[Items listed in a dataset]

★ ★ ★ ★ ★

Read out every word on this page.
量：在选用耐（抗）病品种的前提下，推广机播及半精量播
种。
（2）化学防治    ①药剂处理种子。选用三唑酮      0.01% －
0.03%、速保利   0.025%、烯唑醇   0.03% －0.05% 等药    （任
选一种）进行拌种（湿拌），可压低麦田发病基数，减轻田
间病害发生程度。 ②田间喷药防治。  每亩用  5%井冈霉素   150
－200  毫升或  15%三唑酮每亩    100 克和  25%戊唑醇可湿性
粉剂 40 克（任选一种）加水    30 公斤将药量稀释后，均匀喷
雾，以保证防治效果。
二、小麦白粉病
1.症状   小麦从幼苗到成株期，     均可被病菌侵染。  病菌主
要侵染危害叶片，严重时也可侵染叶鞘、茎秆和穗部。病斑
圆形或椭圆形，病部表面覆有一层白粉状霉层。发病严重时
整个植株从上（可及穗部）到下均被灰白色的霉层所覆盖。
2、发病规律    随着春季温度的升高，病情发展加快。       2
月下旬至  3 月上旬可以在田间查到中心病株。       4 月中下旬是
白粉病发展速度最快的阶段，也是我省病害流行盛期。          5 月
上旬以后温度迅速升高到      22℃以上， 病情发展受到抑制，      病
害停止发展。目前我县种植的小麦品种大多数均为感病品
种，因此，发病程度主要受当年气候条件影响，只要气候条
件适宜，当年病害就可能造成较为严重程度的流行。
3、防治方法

★ ★ ★ ★ ★

- [WHAT IS EXPECTED]
The records above must be repeated exactly, every one of them.

- [WORKED ANSWER]
Read out every word on this page.
量：在选用耐（抗）病品种的前提下，推广机播及半精量播
种。
（2）化学防治    ①药剂处理种子。选用三唑酮      0.01% －
0.03%、速保利   0.025%、烯唑醇   0.03% －0.05% 等药    （任
选一种）进行拌种（湿拌），可压低麦田发病基数，减轻田
间病害发生程度。 ②田间喷药防治。  每亩用  5%井冈霉素   150
－200  毫升或  15%三唑酮每亩    100 克和  25%戊唑醇可湿性
粉剂 40 克（任选一种）加水    30 公斤将药量稀释后，均匀喷
雾，以保证防治效果。
二、小麦白粉病
1.症状   小麦从幼苗到成株期，     均可被病菌侵染。  病菌主
要侵染危害叶片，严重时也可侵染叶鞘、茎秆和穗部。病斑
圆形或椭圆形，病部表面覆有一层白粉状霉层。发病严重时
整个植株从上（可及穗部）到下均被灰白色的霉层所覆盖。
2、发病规律    随着春季温度的升高，病情发展加快。       2
月下旬至  3 月上旬可以在田间查到中心病株。       4 月中下旬是
白粉病发展速度最快的阶段，也是我省病害流行盛期。          5 月
上旬以后温度迅速升高到      22℃以上， 病情发展受到抑制，      病
害停止发展。目前我县种植的小麦品种大多数均为感病品
种，因此，发病程度主要受当年气候条件影响，只要气候条
件适宜，当年病害就可能造成较为严重程度的流行。
3、防治方法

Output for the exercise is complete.